#### [AIM OF THE TASK]
Quote every line of the data below as it stands, omitting pictures.

──────

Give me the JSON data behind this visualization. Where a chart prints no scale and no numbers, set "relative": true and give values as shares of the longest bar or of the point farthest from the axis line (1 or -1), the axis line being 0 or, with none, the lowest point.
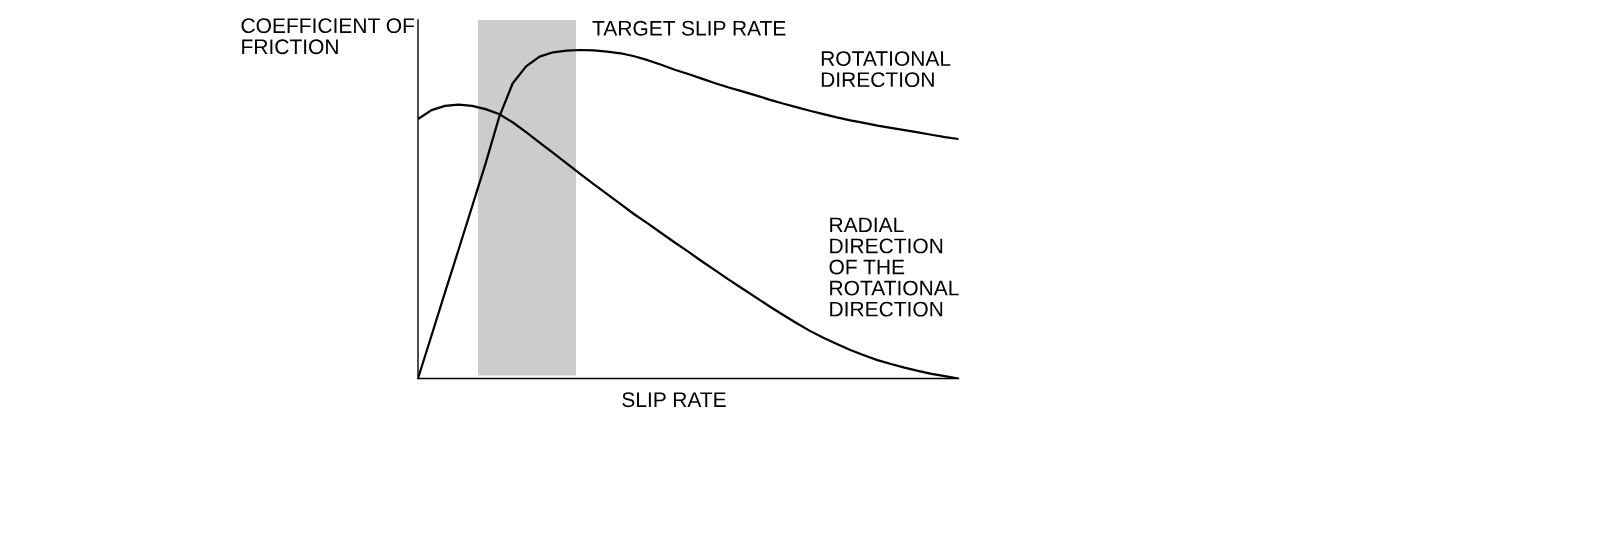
{
  "chart_data": {
    "type": "line",
    "relative": true,
    "xlabel": "SLIP RATE",
    "ylabel": "COEFFICIENT OF\nFRICTION",
    "categories": [
      null,
      null,
      null,
      null,
      null,
      null,
      null,
      null,
      null,
      null,
      null,
      null,
      null,
      null,
      null,
      null,
      null,
      null,
      null,
      null,
      null,
      null,
      null,
      null,
      null,
      null,
      null,
      null,
      null,
      null,
      null,
      null,
      null,
      null,
      null,
      null,
      null,
      null,
      null,
      null,
      null
    ],
    "series": [
      {
        "name": "ROTATIONAL\nDIRECTION",
        "color": "#000000",
        "values": [
          0,
          0.131,
          0.262,
          0.392,
          0.523,
          0.654,
          0.795,
          0.898,
          0.95,
          0.98,
          0.993,
          0.998,
          1.0,
          0.999,
          0.995,
          0.99,
          0.981,
          0.969,
          0.955,
          0.94,
          0.927,
          0.913,
          0.899,
          0.886,
          0.874,
          0.862,
          0.849,
          0.837,
          0.826,
          0.815,
          0.805,
          0.795,
          0.786,
          0.778,
          0.77,
          0.763,
          0.756,
          0.749,
          0.742,
          0.735,
          0.729
        ]
      },
      {
        "name": "RADIAL\nDIRECTION\nOF THE\nROTATIONAL\nDIRECTION",
        "color": "#000000",
        "values": [
          0.79,
          0.817,
          0.83,
          0.834,
          0.83,
          0.82,
          0.805,
          0.78,
          0.75,
          0.718,
          0.687,
          0.655,
          0.623,
          0.592,
          0.561,
          0.531,
          0.5,
          0.472,
          0.443,
          0.414,
          0.386,
          0.357,
          0.329,
          0.301,
          0.274,
          0.247,
          0.22,
          0.194,
          0.169,
          0.145,
          0.124,
          0.105,
          0.087,
          0.071,
          0.056,
          0.044,
          0.033,
          0.023,
          0.014,
          0.007,
          0
        ]
      }
    ],
    "annotations": [
      "TARGET SLIP RATE"
    ]
  }
}
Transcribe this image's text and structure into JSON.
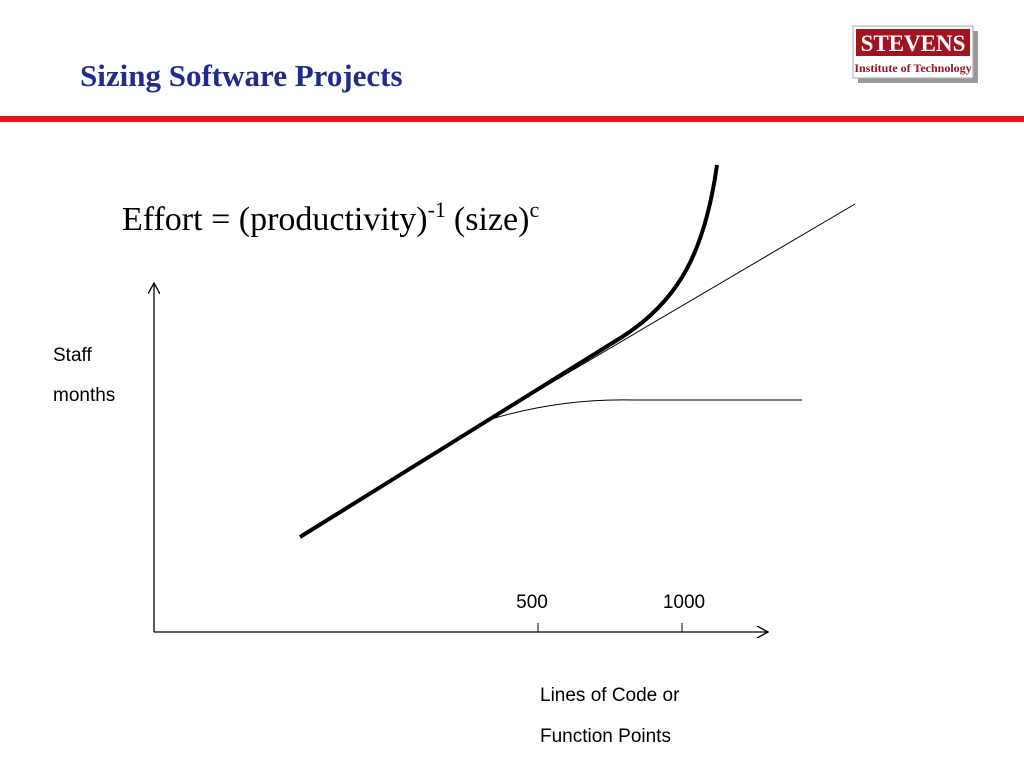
{
  "header": {
    "title": "Sizing Software Projects",
    "logo": {
      "name": "STEVENS",
      "subtitle": "Institute of Technology"
    }
  },
  "formula": {
    "base": "Effort = (productivity)",
    "exponent_productivity": "-1",
    "size": "(size)",
    "exponent_size": "c"
  },
  "axes": {
    "y_label": [
      "Staff",
      "months"
    ],
    "x_label": [
      "Lines of Code or",
      "Function Points"
    ],
    "x_ticks": [
      "500",
      "1000"
    ]
  }
}
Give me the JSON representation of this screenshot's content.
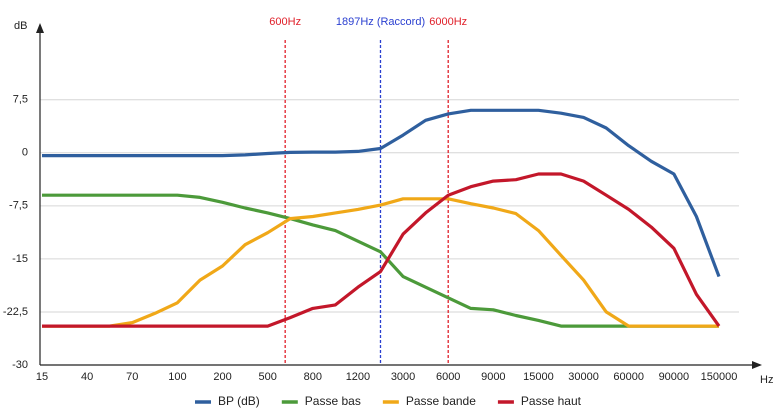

──────

#### [TASK SOLUTION]
Give me the JSON data behind this visualization. Where a chart prints no scale and no numbers, set "relative": true and give values as shares of the longest bar or of the point farthest from the axis line (1 or -1), the axis line being 0 or, with none, the lowest point.
{
  "chart_data": {
    "type": "line",
    "relative": true,
    "xlabel": "SLIP RATE",
    "ylabel": "COEFFICIENT OF\nFRICTION",
    "categories": [
      null,
      null,
      null,
      null,
      null,
      null,
      null,
      null,
      null,
      null,
      null,
      null,
      null,
      null,
      null,
      null,
      null,
      null,
      null,
      null,
      null,
      null,
      null,
      null,
      null,
      null,
      null,
      null,
      null,
      null,
      null,
      null,
      null,
      null,
      null,
      null,
      null,
      null,
      null,
      null,
      null
    ],
    "series": [
      {
        "name": "ROTATIONAL\nDIRECTION",
        "color": "#000000",
        "values": [
          0,
          0.131,
          0.262,
          0.392,
          0.523,
          0.654,
          0.795,
          0.898,
          0.95,
          0.98,
          0.993,
          0.998,
          1.0,
          0.999,
          0.995,
          0.99,
          0.981,
          0.969,
          0.955,
          0.94,
          0.927,
          0.913,
          0.899,
          0.886,
          0.874,
          0.862,
          0.849,
          0.837,
          0.826,
          0.815,
          0.805,
          0.795,
          0.786,
          0.778,
          0.77,
          0.763,
          0.756,
          0.749,
          0.742,
          0.735,
          0.729
        ]
      },
      {
        "name": "RADIAL\nDIRECTION\nOF THE\nROTATIONAL\nDIRECTION",
        "color": "#000000",
        "values": [
          0.79,
          0.817,
          0.83,
          0.834,
          0.83,
          0.82,
          0.805,
          0.78,
          0.75,
          0.718,
          0.687,
          0.655,
          0.623,
          0.592,
          0.561,
          0.531,
          0.5,
          0.472,
          0.443,
          0.414,
          0.386,
          0.357,
          0.329,
          0.301,
          0.274,
          0.247,
          0.22,
          0.194,
          0.169,
          0.145,
          0.124,
          0.105,
          0.087,
          0.071,
          0.056,
          0.044,
          0.033,
          0.023,
          0.014,
          0.007,
          0
        ]
      }
    ],
    "annotations": [
      "TARGET SLIP RATE"
    ]
  }
}
Transcribe this image's text and structure into JSON.
{
  "header": {
    "title": "Sizing Software Projects",
    "logo": {
      "name": "STEVENS",
      "subtitle": "Institute of Technology"
    }
  },
  "formula": {
    "base": "Effort = (productivity)",
    "exponent_productivity": "-1",
    "size": "(size)",
    "exponent_size": "c"
  },
  "axes": {
    "y_label": [
      "Staff",
      "months"
    ],
    "x_label": [
      "Lines of Code or",
      "Function Points"
    ],
    "x_ticks": [
      "500",
      "1000"
    ]
  }
}
Give me the JSON representation of this screenshot's content.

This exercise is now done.